---- Entries
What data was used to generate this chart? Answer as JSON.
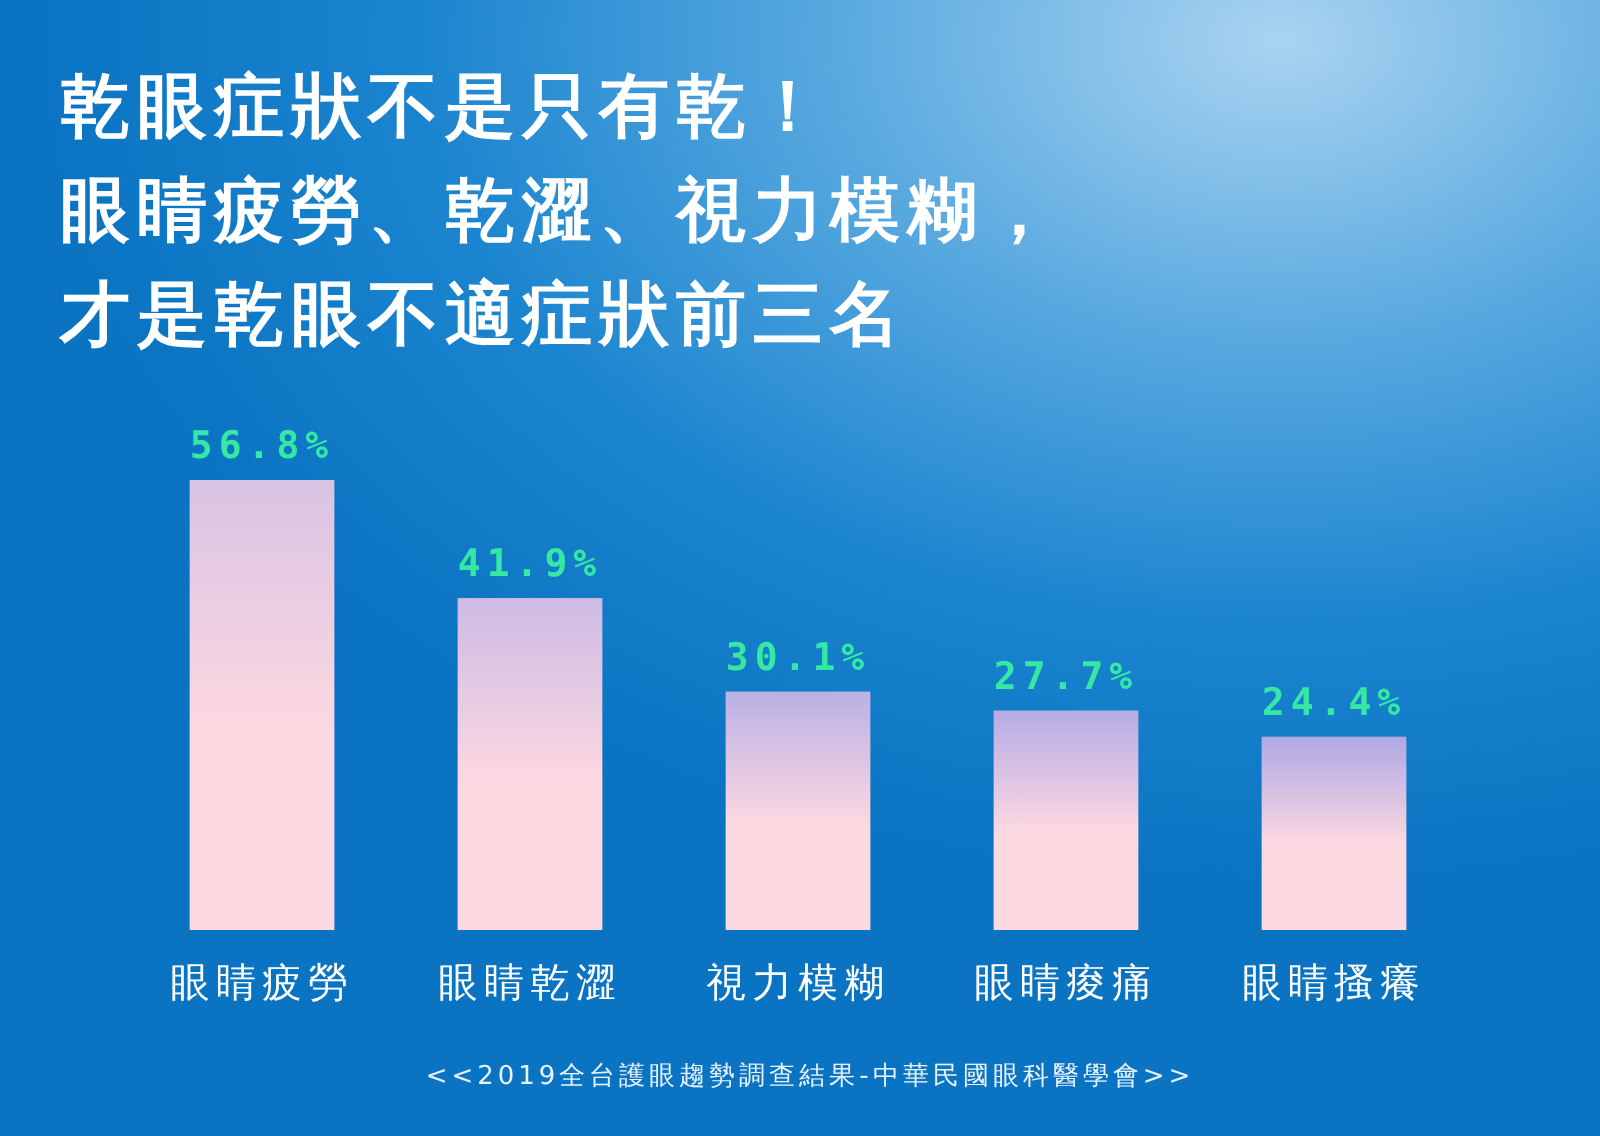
{
  "chart_data": {
    "type": "bar",
    "title": "乾眼症狀不是只有乾！眼睛疲勞、乾澀、視力模糊，才是乾眼不適症狀前三名",
    "categories": [
      "眼睛疲勞",
      "眼睛乾澀",
      "視力模糊",
      "眼睛痠痛",
      "眼睛搔癢"
    ],
    "values": [
      56.8,
      41.9,
      30.1,
      27.7,
      24.4
    ],
    "value_labels": [
      "56.8%",
      "41.9%",
      "30.1%",
      "27.7%",
      "24.4%"
    ],
    "color": "#fcd8e1",
    "annotations": [
      "<<2019全台護眼趨勢調查結果-中華民國眼科醫學會>>"
    ]
  }
}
--------
Quote the material exactly. Pictures stay out.

Complete response —
What data was used to generate this chart? Answer as JSON.
{
  "chart_data": {
    "type": "bar",
    "title": "乾眼症狀不是只有乾！眼睛疲勞、乾澀、視力模糊，才是乾眼不適症狀前三名",
    "categories": [
      "眼睛疲勞",
      "眼睛乾澀",
      "視力模糊",
      "眼睛痠痛",
      "眼睛搔癢"
    ],
    "values": [
      56.8,
      41.9,
      30.1,
      27.7,
      24.4
    ],
    "value_labels": [
      "56.8%",
      "41.9%",
      "30.1%",
      "27.7%",
      "24.4%"
    ],
    "color": "#fcd8e1",
    "annotations": [
      "<<2019全台護眼趨勢調查結果-中華民國眼科醫學會>>"
    ]
  }
}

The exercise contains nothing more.